(Excerpt from a dataset)
"""

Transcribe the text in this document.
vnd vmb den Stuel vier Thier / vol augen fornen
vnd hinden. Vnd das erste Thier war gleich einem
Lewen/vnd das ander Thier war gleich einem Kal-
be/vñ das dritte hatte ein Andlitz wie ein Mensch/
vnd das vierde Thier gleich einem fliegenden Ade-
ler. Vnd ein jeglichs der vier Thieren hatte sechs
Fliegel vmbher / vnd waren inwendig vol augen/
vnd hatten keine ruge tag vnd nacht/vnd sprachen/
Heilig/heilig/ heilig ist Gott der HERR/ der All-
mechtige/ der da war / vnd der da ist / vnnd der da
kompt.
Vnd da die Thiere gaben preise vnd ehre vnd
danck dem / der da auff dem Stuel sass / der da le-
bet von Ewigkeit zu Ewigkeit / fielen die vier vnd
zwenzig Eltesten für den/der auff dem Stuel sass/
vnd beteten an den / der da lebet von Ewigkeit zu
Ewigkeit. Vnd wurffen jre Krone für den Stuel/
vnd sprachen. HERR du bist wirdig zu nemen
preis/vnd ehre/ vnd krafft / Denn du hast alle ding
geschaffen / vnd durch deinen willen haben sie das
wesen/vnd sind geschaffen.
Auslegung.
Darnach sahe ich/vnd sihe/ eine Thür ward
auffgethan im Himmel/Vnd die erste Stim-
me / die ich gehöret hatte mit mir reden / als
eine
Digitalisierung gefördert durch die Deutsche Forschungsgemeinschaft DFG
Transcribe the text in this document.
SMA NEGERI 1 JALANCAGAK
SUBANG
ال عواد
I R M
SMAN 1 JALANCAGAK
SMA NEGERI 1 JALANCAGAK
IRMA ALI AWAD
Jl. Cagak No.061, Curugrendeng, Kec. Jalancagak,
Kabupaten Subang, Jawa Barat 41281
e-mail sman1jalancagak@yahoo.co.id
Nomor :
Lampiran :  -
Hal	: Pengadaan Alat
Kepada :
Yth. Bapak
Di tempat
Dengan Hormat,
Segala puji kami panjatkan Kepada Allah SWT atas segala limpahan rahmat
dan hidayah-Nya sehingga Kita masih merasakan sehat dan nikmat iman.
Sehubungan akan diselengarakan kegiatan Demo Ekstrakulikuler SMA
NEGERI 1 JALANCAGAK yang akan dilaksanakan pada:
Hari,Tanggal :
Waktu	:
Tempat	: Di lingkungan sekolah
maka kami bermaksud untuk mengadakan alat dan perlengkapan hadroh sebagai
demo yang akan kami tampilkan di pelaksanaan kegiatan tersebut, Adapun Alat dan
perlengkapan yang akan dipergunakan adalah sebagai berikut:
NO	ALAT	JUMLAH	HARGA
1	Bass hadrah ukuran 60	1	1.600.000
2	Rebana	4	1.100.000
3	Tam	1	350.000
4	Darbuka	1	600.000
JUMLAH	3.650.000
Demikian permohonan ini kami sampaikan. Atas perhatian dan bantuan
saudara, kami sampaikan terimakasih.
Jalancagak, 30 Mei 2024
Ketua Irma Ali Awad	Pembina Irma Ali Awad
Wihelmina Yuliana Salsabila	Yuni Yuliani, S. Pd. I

"""
"""

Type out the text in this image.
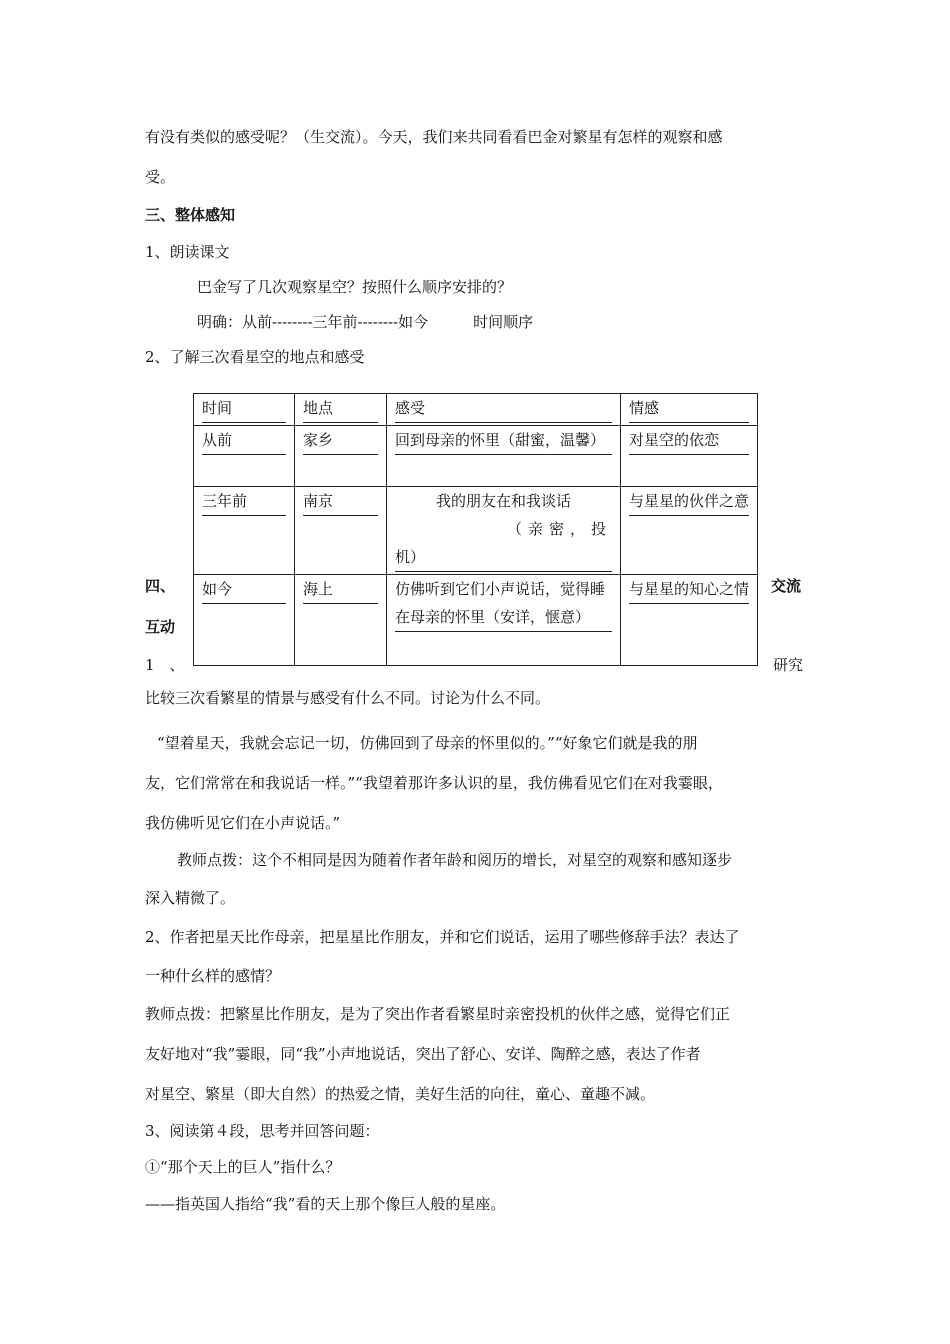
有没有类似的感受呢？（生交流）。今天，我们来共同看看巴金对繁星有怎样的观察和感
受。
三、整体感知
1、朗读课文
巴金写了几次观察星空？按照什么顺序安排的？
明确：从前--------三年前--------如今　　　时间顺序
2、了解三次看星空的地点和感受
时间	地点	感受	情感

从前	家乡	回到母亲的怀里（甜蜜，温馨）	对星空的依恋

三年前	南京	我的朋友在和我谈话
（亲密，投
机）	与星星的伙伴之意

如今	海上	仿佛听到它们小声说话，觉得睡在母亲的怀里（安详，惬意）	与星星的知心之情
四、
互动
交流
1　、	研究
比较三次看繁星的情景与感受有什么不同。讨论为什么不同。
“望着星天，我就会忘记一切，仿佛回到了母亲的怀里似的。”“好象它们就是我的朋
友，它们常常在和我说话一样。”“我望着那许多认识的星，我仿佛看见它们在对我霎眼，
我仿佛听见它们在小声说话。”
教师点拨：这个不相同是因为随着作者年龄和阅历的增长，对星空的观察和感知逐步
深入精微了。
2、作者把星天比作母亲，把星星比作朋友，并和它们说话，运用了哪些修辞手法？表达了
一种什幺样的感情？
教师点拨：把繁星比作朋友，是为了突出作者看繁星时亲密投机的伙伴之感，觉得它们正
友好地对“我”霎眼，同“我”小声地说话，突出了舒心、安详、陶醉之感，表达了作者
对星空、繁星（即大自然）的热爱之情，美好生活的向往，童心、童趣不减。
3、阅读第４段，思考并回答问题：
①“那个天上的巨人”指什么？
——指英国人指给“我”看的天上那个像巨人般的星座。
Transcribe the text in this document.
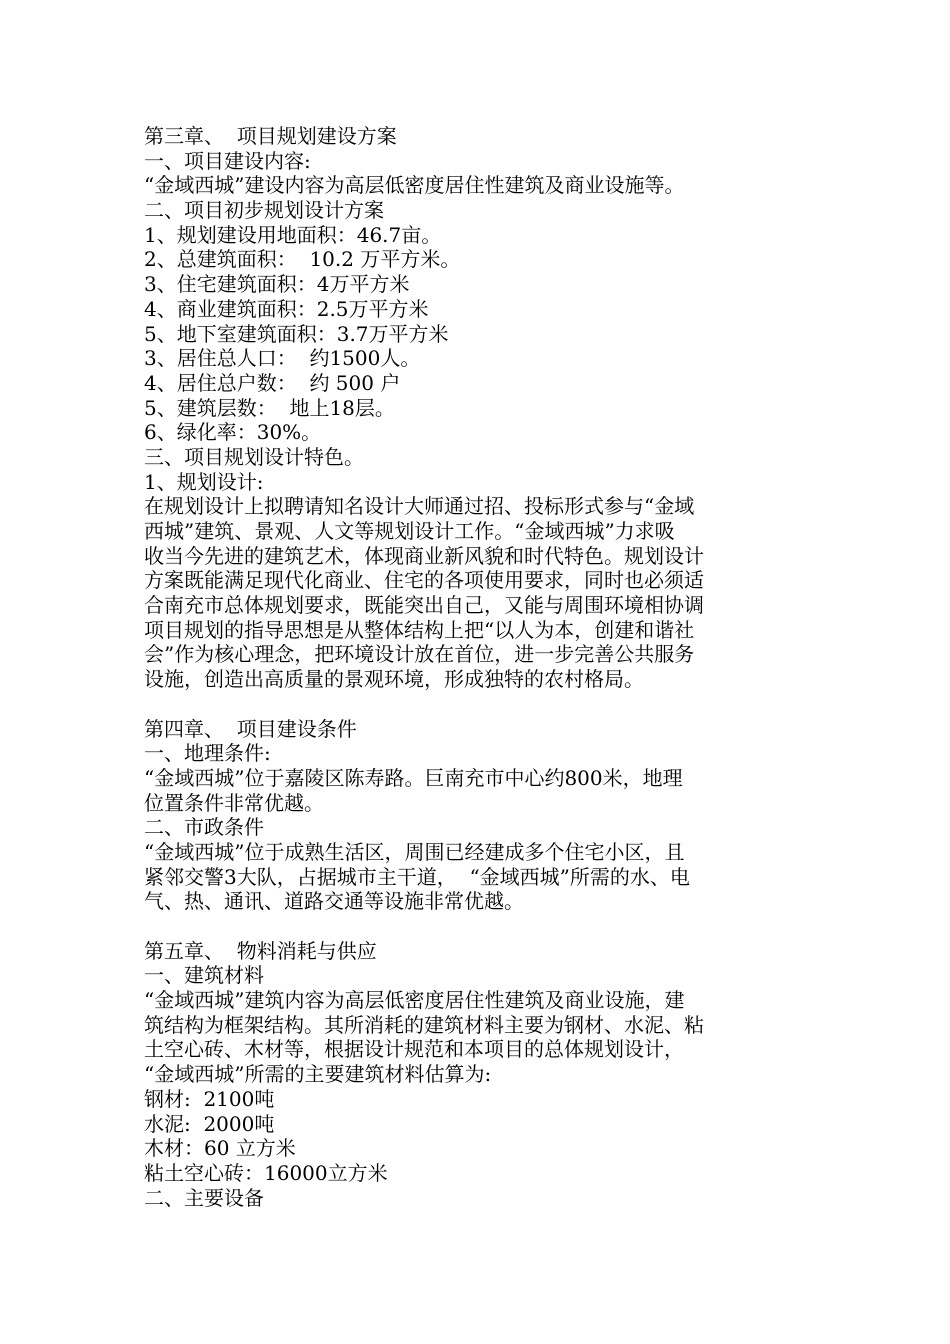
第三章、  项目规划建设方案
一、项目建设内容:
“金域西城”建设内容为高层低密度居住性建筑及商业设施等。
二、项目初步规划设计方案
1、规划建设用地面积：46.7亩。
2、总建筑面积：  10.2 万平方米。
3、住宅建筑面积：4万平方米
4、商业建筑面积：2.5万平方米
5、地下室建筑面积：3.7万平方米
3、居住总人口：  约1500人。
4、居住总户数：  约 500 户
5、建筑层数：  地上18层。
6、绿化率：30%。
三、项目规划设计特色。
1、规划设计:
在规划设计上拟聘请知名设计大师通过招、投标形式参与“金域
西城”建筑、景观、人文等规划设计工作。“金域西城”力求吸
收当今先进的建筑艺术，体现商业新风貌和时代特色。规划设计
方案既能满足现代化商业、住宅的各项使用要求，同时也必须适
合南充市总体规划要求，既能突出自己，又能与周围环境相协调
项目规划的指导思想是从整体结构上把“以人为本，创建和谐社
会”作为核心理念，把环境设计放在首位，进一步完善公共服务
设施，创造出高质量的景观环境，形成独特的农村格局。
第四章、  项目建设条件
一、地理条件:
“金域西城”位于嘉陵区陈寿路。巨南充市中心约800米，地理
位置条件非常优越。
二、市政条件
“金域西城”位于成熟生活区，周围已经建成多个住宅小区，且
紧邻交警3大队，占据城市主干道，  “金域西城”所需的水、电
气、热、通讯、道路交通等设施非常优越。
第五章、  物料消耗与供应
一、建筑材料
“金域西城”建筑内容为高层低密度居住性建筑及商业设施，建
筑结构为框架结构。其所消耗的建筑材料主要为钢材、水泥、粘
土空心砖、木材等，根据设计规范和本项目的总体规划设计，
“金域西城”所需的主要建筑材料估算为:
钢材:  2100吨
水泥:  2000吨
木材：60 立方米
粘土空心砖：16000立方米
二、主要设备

"""
"""

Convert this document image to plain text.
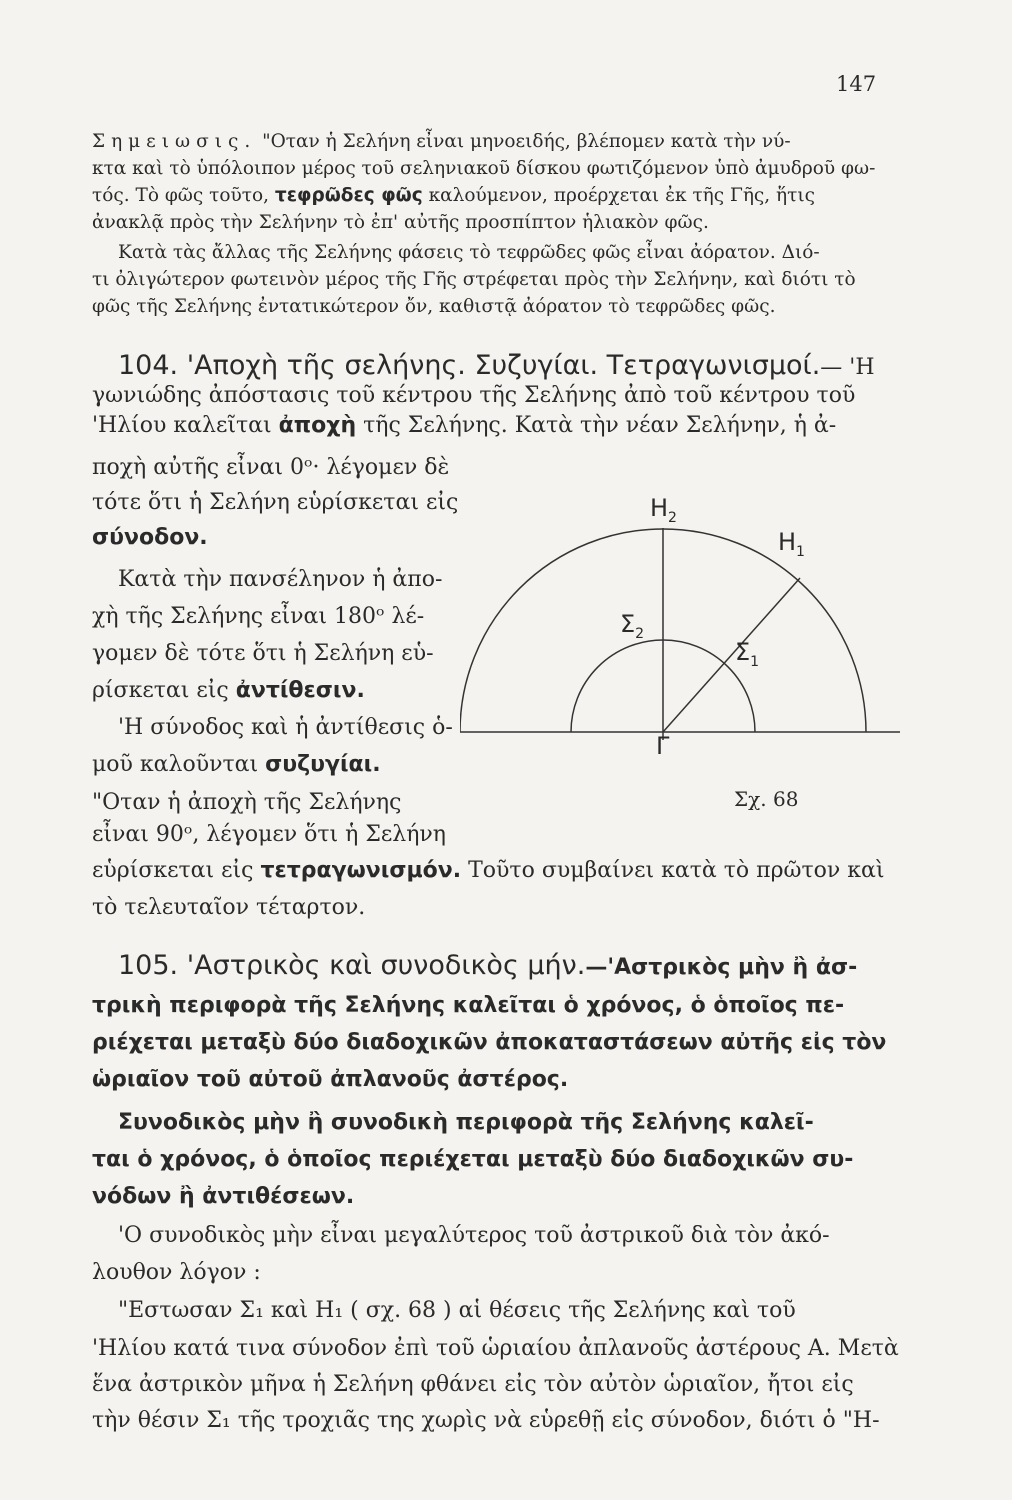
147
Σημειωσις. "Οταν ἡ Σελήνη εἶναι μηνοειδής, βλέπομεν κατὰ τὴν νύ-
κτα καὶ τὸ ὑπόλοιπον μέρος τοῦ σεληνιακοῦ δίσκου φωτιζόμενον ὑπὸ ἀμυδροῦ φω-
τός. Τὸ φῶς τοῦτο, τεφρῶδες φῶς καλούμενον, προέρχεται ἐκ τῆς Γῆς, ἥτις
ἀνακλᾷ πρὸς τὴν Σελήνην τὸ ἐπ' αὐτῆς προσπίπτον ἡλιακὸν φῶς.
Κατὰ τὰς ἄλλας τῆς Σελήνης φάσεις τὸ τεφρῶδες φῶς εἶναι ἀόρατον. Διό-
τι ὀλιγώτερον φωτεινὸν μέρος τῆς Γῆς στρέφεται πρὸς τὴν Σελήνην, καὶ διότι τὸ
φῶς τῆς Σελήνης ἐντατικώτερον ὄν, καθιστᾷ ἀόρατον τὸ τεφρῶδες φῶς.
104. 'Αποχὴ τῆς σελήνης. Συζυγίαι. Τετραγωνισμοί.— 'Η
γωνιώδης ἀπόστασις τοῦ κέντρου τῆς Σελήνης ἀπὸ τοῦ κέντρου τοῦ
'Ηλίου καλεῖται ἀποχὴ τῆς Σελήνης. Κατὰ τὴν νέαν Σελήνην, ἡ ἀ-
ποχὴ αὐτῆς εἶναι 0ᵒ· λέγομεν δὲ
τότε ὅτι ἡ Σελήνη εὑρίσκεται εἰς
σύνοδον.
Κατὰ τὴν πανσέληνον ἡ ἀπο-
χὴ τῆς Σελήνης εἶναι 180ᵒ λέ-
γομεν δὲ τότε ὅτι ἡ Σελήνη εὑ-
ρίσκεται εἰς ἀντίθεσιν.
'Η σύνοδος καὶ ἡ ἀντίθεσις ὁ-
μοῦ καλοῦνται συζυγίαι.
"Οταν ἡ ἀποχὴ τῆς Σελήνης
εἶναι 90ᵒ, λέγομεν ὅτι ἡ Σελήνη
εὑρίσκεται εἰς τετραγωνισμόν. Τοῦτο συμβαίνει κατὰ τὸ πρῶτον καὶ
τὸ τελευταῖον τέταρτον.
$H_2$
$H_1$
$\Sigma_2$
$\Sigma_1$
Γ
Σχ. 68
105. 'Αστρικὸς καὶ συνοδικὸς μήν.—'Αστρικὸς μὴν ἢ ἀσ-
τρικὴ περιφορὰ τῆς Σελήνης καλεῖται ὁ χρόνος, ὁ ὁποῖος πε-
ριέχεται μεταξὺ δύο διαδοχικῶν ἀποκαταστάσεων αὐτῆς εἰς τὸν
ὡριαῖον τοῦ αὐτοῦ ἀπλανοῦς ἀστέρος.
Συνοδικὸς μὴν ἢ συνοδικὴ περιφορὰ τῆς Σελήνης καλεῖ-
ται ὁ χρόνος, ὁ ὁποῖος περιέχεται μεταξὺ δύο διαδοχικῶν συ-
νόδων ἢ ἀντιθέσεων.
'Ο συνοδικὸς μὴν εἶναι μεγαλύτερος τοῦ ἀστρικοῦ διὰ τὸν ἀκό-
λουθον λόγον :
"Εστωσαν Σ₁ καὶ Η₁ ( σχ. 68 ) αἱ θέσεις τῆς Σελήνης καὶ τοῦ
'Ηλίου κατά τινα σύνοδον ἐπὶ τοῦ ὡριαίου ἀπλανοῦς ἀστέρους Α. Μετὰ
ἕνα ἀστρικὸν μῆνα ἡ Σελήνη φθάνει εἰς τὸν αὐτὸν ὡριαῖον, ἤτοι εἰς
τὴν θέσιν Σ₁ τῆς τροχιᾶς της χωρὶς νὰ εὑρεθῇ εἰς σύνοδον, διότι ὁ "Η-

"""

Copy all lines above containing the string "Stuel".

vnd vmb den Stuel vier Thier / vol augen fornen
danck dem / der da auff dem Stuel sass / der da le-
zwenzig Eltesten für den/der auff dem Stuel sass/
Ewigkeit. Vnd wurffen jre Krone für den Stuel/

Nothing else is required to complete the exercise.